Stated problem
Write the material out again in full, word for word. Do not include the pictures.

Collected data entries:
----

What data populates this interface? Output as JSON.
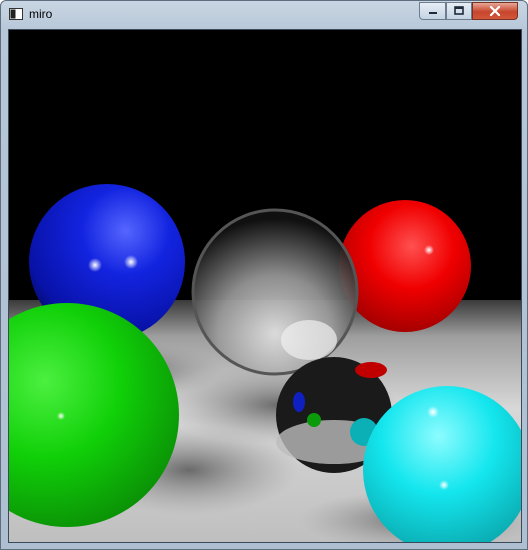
{
  "window": {
    "title": "miro",
    "controls": {
      "minimize_icon": "minimize-icon",
      "maximize_icon": "maximize-icon",
      "close_icon": "close-icon"
    }
  },
  "render": {
    "description_colors": {
      "blue_sphere": "#0a1bd6",
      "red_sphere": "#e00000",
      "green_sphere": "#12c80a",
      "cyan_sphere": "#10e0e6",
      "floor": "#d9d9d9",
      "background": "#000000"
    }
  }
}
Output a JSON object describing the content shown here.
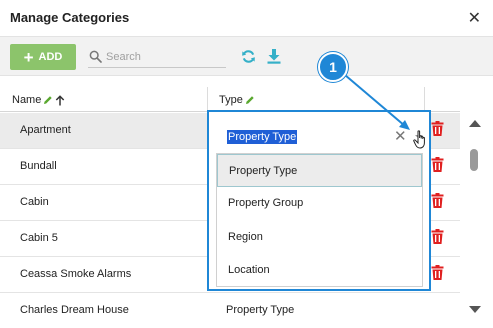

----

Task answer
What data populates this interface? Output as JSON.
{
  "window": {
    "title": "miro",
    "controls": {
      "minimize_icon": "minimize-icon",
      "maximize_icon": "maximize-icon",
      "close_icon": "close-icon"
    }
  },
  "render": {
    "description_colors": {
      "blue_sphere": "#0a1bd6",
      "red_sphere": "#e00000",
      "green_sphere": "#12c80a",
      "cyan_sphere": "#10e0e6",
      "floor": "#d9d9d9",
      "background": "#000000"
    }
  }
}
Output a JSON object describing the content shown here.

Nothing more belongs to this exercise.